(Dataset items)
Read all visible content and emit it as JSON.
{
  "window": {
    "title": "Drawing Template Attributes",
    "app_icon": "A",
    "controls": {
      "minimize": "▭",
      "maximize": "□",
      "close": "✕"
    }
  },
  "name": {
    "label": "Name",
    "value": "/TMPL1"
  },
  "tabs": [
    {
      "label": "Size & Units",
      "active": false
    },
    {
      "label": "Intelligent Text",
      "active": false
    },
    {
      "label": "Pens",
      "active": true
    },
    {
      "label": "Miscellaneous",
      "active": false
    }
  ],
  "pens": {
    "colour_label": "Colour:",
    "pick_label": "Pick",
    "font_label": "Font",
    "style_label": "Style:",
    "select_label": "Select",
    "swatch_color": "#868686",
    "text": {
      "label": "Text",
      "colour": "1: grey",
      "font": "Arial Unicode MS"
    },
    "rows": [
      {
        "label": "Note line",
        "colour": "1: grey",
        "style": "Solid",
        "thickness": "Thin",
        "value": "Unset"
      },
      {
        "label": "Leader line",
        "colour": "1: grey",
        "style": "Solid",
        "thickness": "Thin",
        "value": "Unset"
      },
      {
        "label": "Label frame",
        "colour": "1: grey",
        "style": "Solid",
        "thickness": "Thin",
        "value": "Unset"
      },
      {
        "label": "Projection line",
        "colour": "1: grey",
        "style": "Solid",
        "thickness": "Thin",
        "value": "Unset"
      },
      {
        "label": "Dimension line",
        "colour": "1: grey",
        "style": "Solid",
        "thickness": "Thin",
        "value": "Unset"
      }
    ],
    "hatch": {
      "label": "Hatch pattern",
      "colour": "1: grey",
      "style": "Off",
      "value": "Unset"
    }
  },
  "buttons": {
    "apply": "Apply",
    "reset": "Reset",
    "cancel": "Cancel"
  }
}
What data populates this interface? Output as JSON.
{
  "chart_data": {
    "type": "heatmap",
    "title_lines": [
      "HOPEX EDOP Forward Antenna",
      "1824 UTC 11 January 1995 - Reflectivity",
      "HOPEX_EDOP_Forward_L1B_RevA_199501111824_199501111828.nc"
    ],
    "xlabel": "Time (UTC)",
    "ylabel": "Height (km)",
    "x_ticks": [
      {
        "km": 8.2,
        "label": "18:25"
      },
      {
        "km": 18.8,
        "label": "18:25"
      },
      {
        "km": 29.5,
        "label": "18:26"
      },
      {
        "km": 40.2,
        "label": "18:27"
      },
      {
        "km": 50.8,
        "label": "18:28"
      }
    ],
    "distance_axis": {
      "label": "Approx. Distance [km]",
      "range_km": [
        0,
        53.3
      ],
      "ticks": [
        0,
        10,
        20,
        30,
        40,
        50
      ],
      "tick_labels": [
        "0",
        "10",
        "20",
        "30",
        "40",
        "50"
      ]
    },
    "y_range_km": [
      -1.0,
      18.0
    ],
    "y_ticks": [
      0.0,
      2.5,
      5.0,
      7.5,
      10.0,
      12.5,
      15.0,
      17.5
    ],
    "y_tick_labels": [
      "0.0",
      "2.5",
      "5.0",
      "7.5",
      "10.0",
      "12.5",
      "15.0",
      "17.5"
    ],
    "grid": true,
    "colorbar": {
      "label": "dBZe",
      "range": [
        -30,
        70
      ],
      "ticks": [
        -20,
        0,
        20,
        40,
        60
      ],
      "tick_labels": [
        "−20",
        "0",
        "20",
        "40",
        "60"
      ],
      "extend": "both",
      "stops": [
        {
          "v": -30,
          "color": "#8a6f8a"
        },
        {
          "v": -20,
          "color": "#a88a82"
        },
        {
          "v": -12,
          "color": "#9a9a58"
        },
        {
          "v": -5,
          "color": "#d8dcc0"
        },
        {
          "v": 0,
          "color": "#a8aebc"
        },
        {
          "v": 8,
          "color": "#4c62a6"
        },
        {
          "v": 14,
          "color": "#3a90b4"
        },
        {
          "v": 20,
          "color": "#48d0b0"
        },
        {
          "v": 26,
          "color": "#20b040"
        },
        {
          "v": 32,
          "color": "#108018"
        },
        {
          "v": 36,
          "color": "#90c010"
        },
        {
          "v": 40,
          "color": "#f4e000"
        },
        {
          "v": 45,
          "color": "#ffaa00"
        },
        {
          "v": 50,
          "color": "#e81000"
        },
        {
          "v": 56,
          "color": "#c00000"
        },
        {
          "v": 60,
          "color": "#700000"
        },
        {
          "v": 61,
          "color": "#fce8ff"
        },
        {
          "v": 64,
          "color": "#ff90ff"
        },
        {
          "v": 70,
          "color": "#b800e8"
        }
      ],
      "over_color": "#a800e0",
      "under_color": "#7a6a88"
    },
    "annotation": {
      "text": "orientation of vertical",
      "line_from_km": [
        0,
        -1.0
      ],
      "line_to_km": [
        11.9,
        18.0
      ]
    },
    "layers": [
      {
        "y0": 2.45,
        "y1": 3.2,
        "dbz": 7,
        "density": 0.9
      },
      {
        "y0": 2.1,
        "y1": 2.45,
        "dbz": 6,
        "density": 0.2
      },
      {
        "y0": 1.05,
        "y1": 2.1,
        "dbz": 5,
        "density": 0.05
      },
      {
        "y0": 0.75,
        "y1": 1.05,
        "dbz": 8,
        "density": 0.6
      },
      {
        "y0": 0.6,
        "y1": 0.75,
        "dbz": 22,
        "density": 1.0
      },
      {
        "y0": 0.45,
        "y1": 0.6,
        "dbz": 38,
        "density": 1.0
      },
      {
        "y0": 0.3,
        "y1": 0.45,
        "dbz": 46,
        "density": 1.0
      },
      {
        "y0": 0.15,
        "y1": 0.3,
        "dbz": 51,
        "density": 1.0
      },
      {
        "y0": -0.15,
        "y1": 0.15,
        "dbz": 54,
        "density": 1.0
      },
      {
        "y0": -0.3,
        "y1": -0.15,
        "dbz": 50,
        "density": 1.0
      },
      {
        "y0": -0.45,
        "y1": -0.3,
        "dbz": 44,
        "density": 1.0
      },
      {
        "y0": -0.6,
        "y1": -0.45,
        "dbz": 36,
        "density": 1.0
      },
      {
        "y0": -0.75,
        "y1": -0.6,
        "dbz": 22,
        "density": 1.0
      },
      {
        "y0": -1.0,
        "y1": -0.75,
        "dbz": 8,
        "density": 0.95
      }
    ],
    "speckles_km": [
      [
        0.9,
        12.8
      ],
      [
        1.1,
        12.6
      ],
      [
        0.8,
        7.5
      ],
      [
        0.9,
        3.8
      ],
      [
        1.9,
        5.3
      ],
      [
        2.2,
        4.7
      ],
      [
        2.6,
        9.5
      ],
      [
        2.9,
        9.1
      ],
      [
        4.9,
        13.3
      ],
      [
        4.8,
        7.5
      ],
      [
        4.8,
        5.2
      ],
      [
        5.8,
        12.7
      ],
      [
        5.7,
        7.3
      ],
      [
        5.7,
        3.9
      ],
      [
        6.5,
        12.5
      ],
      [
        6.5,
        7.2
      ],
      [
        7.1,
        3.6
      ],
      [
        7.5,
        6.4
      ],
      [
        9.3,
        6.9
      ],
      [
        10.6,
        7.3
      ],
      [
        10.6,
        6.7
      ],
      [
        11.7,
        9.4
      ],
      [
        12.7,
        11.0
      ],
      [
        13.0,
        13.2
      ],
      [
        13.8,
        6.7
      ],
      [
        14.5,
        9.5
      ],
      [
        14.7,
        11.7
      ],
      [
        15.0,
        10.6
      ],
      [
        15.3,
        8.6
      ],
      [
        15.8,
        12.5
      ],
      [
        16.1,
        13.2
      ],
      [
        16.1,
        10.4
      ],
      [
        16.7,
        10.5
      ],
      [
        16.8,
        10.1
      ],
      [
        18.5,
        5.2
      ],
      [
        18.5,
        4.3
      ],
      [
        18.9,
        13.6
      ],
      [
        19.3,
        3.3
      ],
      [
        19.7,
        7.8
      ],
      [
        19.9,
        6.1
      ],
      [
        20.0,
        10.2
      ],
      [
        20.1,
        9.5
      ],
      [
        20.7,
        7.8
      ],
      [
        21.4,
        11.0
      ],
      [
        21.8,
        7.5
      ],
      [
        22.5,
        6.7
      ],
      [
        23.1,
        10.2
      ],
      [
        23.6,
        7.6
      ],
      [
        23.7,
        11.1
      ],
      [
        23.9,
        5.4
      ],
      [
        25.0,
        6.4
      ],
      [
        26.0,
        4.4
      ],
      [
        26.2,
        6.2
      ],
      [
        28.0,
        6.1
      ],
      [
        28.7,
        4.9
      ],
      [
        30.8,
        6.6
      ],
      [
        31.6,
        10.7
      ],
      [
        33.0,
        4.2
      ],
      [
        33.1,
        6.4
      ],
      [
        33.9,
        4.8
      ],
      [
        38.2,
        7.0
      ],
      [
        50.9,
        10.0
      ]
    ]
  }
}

§ Request
Lines that include the word "JSON" — how many are there in the data? Answer with the number alone.

§ Full solution
2